[begin PROVIDED MATERIAL]

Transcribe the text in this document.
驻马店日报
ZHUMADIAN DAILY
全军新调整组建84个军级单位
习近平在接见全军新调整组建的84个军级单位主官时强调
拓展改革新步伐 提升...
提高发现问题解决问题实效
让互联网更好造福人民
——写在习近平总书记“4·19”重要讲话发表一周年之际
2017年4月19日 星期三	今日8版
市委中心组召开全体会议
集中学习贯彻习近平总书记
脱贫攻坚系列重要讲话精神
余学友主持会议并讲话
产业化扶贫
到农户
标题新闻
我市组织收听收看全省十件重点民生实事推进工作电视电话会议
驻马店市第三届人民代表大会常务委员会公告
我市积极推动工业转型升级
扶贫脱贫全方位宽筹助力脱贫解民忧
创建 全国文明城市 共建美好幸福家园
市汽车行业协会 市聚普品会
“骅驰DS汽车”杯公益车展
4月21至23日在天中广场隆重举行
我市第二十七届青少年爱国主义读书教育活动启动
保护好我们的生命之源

[end PROVIDED MATERIAL]
[begin PROVIDED MATERIAL]

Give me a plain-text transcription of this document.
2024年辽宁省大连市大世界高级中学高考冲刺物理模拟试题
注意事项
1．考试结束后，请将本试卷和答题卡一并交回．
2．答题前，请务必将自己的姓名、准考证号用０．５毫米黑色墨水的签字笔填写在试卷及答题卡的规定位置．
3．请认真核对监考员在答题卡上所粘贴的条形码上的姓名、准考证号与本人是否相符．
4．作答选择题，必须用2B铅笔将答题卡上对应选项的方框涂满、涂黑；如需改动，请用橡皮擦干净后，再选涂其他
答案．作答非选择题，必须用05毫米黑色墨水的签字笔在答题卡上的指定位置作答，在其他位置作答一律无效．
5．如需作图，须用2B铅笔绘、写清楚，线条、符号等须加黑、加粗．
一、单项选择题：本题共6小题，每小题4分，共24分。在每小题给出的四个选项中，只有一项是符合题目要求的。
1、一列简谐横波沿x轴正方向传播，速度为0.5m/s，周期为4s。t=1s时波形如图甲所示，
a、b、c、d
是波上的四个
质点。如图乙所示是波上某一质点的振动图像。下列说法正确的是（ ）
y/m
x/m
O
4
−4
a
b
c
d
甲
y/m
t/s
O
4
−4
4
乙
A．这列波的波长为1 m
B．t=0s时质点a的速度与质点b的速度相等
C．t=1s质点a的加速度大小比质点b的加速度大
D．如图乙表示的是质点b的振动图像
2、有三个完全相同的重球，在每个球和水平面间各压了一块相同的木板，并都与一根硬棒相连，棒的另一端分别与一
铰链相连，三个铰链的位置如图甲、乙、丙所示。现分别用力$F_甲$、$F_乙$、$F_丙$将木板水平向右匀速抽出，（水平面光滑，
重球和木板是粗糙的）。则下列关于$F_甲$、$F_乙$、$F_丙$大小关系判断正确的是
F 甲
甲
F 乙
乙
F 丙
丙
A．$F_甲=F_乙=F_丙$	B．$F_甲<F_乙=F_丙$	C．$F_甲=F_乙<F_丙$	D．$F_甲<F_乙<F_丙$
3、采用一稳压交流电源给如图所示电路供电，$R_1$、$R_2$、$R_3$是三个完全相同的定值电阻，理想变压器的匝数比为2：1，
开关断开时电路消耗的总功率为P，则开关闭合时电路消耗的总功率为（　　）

[end PROVIDED MATERIAL]

* EXERCISE TASK
Gather every line containing the word "document" and copy it.

* WRITTEN SOLUTION
Transcribe the text in this document.
Give me a plain-text transcription of this document.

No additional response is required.